**What needs to be done**
Gather all lines from the material that contain "potential".

**Given information**
* BEGIN *
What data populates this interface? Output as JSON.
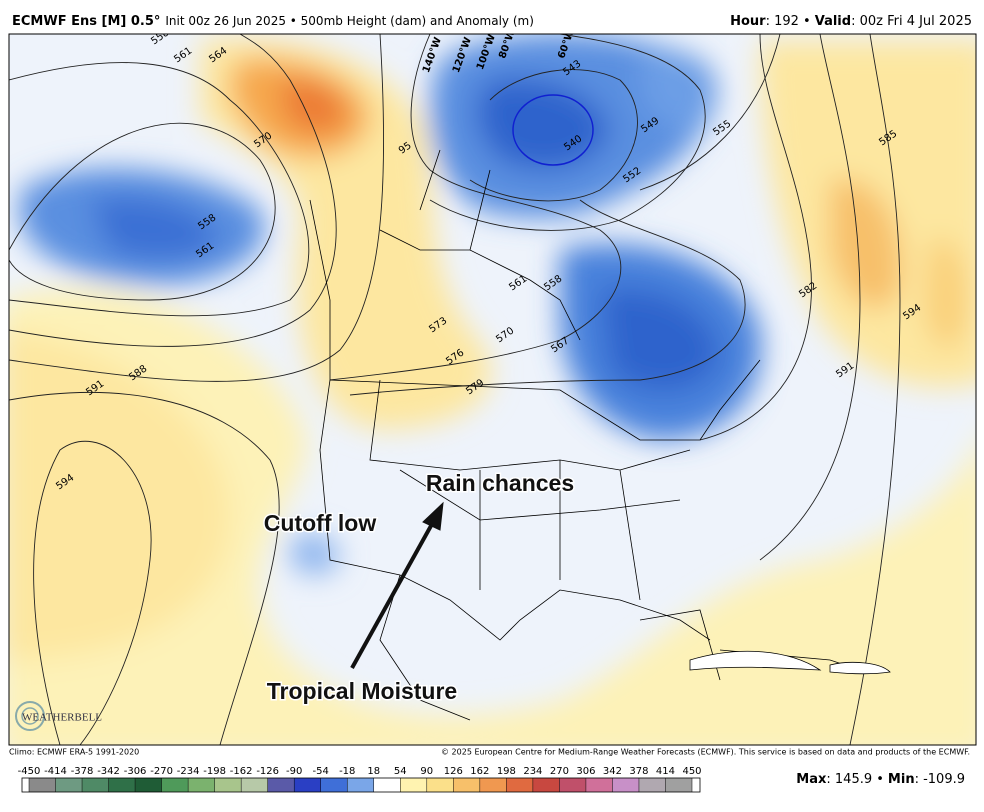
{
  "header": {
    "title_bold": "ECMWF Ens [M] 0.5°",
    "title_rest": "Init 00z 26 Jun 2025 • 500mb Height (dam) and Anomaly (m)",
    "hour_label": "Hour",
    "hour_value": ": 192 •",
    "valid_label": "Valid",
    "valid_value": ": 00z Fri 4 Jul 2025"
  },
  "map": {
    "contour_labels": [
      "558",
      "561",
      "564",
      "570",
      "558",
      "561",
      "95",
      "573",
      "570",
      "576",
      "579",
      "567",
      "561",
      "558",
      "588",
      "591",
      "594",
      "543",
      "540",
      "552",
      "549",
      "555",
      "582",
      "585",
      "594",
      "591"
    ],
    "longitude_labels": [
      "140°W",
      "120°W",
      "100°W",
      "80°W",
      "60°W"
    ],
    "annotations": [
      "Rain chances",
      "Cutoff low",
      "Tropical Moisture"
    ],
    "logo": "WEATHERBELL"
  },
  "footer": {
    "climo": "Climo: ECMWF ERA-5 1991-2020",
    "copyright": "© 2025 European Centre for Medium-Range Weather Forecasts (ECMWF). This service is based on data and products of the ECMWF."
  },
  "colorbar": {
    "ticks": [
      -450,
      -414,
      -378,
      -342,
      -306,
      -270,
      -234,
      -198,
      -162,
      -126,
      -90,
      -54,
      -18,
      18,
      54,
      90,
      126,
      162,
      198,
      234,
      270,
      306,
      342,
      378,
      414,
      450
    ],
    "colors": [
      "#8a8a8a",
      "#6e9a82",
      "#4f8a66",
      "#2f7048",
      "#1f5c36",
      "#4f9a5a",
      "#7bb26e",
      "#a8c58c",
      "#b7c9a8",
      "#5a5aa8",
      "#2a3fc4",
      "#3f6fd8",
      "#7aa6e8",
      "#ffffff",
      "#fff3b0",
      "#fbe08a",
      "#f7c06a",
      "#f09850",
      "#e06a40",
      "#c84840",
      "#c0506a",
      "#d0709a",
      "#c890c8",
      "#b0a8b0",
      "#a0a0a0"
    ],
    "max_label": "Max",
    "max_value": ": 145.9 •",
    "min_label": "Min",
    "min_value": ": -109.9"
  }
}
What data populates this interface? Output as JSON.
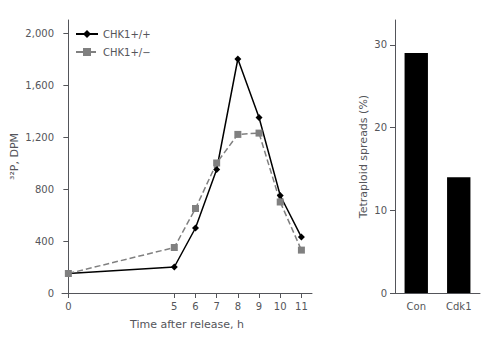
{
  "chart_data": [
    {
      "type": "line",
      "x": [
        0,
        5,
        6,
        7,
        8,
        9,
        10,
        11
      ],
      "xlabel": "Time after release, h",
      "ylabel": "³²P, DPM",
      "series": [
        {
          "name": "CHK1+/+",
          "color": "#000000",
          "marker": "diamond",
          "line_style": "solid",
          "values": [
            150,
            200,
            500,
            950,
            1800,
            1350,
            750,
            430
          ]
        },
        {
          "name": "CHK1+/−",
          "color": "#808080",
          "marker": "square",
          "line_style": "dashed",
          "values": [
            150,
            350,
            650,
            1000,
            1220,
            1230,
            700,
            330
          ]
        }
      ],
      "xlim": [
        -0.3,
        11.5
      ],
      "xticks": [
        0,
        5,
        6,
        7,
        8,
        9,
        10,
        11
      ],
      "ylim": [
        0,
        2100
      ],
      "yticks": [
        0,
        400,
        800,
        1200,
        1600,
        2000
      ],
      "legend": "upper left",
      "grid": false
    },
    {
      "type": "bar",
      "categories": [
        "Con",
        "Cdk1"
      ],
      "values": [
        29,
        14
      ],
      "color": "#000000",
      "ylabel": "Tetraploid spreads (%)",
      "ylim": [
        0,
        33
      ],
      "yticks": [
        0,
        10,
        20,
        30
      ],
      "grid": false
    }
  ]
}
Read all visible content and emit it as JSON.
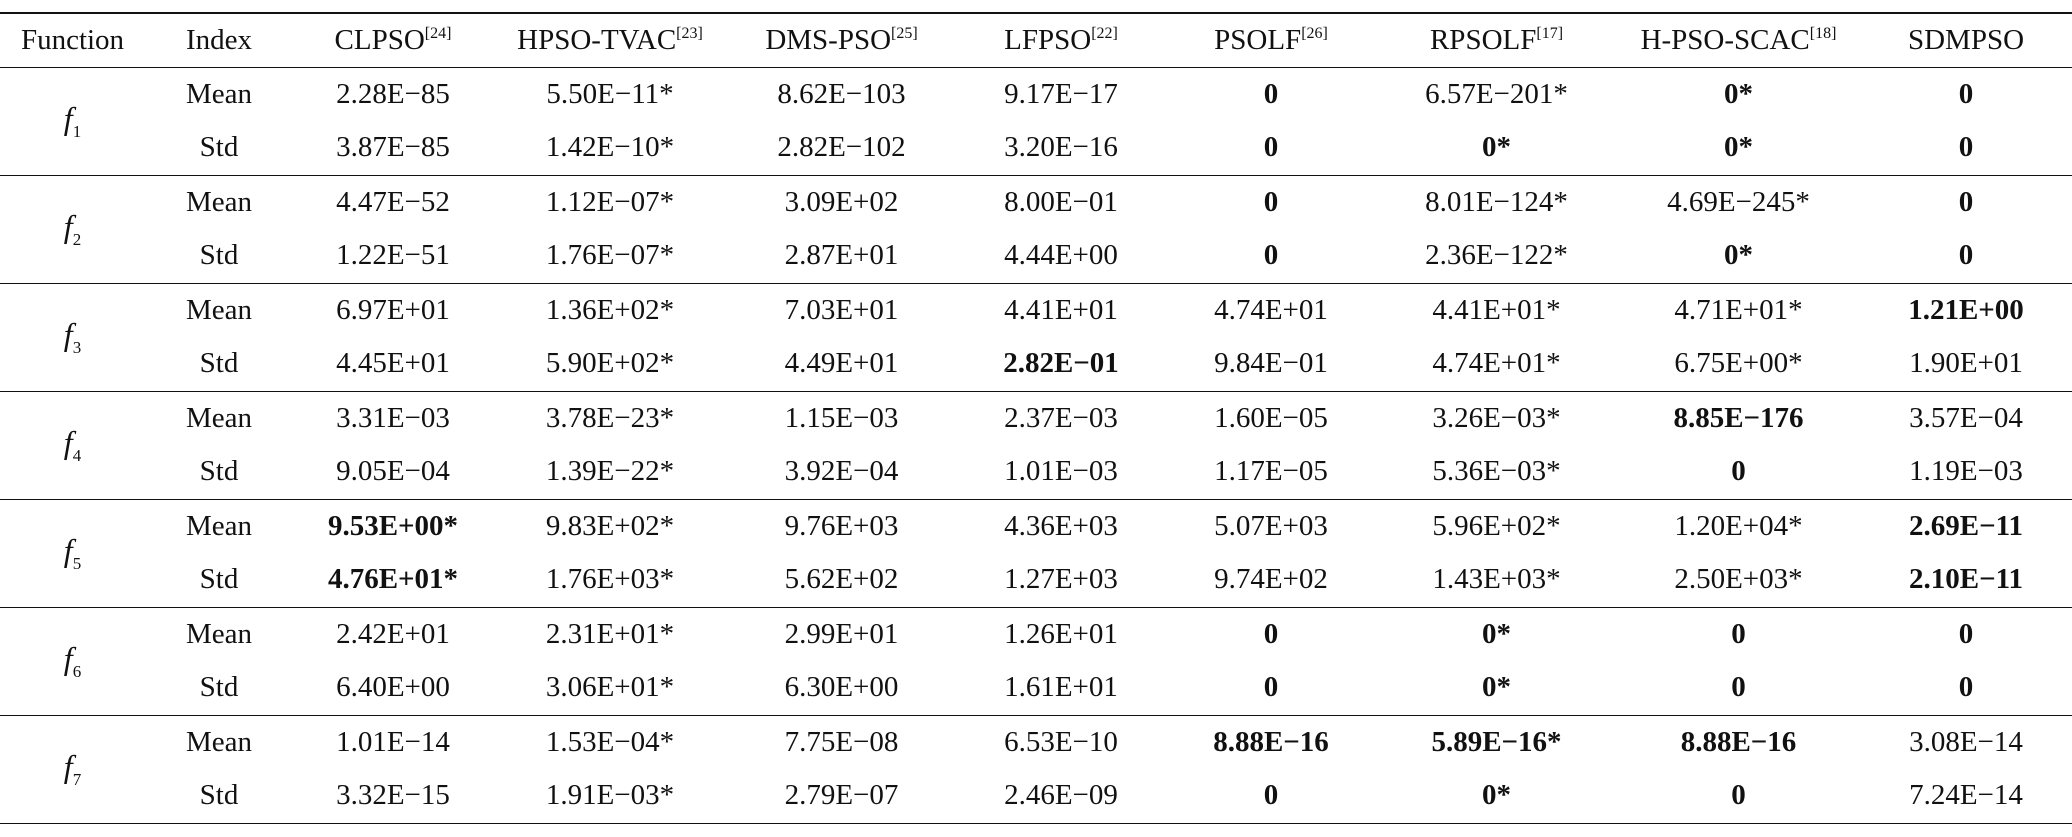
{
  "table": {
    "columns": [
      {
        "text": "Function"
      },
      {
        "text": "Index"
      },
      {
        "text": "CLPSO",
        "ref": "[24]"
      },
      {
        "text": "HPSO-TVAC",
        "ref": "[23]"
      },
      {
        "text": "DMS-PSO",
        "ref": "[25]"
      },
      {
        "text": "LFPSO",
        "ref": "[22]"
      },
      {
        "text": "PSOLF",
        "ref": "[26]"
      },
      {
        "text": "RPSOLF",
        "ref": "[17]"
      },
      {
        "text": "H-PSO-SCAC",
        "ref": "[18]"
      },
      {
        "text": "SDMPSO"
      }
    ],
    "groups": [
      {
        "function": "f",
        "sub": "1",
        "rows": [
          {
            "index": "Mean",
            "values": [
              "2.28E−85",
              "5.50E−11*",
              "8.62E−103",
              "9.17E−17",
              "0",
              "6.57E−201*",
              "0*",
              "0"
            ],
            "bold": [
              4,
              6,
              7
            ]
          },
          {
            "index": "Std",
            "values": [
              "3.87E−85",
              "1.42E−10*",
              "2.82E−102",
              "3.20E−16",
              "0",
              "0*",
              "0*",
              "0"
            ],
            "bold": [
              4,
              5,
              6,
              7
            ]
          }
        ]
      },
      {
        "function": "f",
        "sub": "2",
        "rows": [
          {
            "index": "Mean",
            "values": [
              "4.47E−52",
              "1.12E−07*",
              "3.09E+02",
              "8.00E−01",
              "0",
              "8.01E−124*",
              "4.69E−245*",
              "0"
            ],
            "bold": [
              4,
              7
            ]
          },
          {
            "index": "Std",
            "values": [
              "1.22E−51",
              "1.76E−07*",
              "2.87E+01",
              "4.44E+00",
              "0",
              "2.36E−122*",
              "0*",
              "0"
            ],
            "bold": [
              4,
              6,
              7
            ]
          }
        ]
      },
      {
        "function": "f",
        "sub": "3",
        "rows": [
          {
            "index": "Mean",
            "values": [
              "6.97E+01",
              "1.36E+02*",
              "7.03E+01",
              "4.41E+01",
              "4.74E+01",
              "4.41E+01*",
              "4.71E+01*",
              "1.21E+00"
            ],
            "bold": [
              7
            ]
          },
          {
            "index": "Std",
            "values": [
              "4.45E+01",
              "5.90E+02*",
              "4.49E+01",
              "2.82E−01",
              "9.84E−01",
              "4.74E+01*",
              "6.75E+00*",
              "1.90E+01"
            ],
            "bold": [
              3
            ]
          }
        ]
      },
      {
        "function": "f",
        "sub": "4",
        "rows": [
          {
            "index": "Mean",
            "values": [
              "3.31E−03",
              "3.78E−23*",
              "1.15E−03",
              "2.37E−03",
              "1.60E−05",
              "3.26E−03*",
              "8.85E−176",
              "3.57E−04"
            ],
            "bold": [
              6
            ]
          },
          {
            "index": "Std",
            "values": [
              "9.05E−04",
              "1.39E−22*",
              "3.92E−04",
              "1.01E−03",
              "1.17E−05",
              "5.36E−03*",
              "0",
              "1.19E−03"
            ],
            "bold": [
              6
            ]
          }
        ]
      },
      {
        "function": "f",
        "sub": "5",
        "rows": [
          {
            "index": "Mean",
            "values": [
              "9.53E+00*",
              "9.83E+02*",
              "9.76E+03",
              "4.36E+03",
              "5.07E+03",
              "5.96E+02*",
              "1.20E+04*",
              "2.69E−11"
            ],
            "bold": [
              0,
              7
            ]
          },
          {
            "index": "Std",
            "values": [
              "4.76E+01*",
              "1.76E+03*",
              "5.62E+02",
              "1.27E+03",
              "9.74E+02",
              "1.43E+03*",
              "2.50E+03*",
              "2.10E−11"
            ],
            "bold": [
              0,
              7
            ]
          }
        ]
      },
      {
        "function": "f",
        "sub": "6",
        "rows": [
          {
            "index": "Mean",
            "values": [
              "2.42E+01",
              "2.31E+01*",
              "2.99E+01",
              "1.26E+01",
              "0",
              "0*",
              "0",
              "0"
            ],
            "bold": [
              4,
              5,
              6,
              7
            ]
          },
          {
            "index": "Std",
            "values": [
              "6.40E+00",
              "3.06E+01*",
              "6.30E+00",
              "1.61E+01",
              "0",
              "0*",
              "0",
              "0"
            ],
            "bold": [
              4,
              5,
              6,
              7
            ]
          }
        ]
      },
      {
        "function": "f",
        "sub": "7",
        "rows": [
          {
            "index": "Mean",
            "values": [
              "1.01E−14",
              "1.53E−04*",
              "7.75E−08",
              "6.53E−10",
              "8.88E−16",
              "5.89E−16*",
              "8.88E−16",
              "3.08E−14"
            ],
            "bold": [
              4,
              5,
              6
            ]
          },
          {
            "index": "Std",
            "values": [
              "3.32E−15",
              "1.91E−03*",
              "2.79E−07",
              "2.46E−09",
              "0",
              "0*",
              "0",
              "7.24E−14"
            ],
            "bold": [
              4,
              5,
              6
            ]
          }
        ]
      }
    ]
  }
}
* END *
* BEGIN *
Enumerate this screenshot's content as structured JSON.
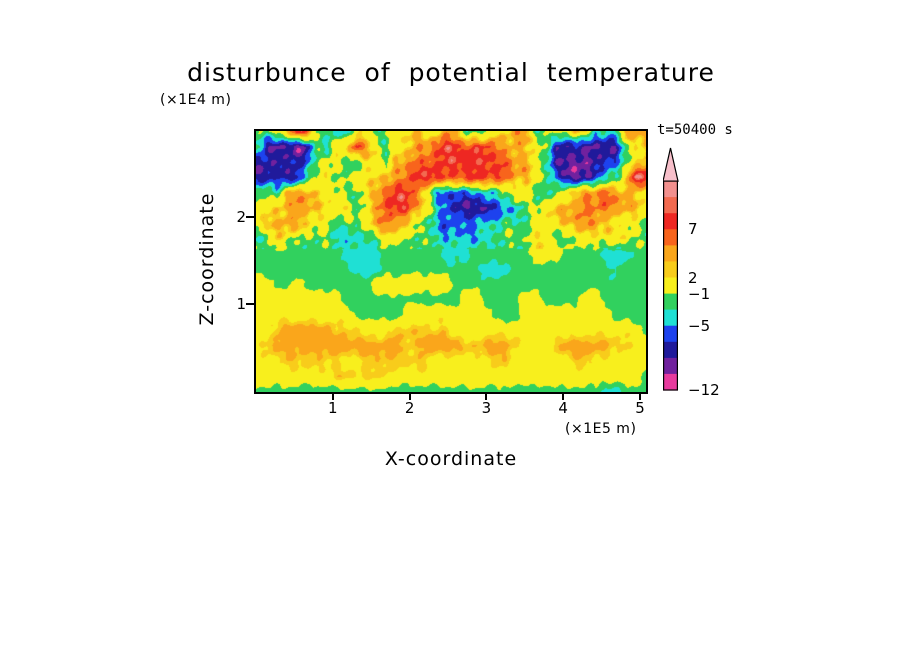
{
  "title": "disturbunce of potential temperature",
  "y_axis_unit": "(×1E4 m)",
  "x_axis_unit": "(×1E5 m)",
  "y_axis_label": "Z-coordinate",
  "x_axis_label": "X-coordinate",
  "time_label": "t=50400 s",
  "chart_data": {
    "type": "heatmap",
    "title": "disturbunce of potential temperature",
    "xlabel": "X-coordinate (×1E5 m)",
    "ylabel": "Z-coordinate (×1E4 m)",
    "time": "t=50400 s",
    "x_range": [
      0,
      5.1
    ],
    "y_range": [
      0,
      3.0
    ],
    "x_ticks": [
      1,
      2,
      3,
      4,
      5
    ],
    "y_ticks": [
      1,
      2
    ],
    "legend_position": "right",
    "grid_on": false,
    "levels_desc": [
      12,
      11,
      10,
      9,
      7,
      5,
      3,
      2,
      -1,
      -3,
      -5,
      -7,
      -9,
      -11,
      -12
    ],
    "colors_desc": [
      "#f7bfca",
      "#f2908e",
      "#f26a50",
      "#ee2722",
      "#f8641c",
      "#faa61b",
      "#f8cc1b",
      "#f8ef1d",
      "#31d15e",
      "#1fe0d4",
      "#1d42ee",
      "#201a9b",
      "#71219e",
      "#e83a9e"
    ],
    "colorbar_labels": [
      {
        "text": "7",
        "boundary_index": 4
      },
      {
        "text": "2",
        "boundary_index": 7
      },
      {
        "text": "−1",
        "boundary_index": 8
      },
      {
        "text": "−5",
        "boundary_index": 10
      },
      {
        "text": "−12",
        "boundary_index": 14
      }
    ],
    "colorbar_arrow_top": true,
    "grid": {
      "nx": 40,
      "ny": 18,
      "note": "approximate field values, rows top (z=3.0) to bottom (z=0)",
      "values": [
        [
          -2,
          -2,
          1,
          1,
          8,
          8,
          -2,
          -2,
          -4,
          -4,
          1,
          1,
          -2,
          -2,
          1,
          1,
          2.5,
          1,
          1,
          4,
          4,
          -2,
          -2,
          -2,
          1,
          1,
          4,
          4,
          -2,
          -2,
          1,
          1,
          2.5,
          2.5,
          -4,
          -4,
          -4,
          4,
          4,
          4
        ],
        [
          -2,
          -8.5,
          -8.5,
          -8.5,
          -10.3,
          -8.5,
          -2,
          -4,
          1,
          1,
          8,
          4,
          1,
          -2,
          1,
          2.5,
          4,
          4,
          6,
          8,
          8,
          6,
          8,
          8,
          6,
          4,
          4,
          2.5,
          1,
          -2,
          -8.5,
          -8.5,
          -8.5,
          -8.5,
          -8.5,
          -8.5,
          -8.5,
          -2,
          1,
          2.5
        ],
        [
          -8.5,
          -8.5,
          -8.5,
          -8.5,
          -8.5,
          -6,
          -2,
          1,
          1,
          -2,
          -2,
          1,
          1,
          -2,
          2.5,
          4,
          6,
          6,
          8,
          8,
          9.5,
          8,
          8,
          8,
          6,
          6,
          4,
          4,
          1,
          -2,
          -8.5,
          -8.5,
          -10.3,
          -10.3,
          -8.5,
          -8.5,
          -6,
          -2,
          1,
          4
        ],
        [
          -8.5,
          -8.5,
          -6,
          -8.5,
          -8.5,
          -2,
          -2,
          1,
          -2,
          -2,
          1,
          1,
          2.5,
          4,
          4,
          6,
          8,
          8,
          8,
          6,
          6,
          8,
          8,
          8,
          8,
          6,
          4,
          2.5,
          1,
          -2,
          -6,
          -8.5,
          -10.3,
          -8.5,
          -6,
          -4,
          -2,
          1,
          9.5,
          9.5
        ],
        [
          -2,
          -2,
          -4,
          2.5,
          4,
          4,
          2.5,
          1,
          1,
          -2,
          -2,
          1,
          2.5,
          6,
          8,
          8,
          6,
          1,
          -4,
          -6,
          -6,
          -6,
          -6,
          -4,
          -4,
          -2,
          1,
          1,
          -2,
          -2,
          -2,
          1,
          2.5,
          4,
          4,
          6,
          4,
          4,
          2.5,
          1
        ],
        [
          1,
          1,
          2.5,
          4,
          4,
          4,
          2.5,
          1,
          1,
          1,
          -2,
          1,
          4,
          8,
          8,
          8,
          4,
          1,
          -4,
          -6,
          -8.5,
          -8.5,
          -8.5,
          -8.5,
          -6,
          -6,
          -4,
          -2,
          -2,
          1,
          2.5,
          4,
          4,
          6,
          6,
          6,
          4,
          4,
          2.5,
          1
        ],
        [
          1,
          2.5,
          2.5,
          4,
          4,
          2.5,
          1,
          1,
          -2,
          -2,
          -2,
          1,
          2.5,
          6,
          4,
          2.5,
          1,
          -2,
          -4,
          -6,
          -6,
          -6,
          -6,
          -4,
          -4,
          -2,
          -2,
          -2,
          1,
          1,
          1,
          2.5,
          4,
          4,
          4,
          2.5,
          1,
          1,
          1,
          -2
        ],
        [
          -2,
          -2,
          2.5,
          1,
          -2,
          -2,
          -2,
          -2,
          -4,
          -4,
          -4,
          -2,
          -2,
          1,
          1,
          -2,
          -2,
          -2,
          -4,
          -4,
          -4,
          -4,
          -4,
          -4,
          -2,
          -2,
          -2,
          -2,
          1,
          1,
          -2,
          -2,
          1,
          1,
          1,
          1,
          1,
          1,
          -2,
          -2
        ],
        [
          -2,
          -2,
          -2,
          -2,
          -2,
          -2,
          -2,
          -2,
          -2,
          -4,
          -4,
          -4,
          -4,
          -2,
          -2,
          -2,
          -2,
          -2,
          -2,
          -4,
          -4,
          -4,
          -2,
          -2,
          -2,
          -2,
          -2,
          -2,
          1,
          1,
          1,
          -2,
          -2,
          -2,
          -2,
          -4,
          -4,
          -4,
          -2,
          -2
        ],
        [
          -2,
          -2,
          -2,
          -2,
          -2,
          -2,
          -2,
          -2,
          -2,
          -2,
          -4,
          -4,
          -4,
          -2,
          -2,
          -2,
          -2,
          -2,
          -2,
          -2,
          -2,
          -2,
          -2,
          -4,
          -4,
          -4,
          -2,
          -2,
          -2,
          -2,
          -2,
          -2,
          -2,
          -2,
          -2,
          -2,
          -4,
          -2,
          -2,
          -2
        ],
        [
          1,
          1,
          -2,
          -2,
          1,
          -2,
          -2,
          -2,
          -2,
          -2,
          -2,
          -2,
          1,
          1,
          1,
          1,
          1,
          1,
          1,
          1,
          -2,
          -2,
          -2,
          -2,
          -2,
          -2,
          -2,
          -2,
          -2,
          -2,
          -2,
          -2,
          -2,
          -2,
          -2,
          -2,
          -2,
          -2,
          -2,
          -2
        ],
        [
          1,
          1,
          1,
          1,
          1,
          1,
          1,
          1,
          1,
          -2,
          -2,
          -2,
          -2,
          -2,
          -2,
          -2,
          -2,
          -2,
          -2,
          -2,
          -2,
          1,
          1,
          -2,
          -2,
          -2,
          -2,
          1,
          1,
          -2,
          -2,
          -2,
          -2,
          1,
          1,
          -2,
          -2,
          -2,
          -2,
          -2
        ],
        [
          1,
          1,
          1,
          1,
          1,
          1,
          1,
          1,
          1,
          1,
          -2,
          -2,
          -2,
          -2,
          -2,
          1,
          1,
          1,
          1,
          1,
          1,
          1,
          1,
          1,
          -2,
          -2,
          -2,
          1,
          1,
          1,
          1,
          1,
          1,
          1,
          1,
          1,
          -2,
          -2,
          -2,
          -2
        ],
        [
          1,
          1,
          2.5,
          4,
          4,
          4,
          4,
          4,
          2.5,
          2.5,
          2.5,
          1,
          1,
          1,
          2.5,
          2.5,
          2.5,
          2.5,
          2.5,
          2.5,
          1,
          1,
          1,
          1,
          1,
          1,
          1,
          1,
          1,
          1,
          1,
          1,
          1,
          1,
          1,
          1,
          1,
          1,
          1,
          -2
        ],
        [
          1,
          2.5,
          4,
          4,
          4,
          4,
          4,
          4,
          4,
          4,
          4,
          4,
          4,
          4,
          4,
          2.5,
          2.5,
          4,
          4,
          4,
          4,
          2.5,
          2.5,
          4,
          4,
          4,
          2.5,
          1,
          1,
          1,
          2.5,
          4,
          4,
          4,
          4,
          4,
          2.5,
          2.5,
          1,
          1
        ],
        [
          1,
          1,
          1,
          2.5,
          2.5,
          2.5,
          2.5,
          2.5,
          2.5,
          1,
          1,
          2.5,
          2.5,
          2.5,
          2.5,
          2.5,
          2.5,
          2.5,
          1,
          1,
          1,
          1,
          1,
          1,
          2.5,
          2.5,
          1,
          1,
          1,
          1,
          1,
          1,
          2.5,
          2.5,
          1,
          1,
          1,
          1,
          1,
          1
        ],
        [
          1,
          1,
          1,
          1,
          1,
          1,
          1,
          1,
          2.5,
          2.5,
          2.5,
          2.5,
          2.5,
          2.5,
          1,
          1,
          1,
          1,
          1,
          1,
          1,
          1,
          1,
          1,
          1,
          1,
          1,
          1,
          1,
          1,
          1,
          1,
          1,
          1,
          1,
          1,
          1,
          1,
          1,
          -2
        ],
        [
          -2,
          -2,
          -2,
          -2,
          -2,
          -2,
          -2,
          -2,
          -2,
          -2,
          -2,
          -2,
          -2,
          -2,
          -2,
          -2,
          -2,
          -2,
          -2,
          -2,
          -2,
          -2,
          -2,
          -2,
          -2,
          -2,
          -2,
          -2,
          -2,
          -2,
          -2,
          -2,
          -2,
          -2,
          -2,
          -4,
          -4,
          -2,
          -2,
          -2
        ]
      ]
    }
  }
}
* END *
**Result of the task**
  "title": "disturbunce of potential temperature",
    "title": "disturbunce of potential temperature",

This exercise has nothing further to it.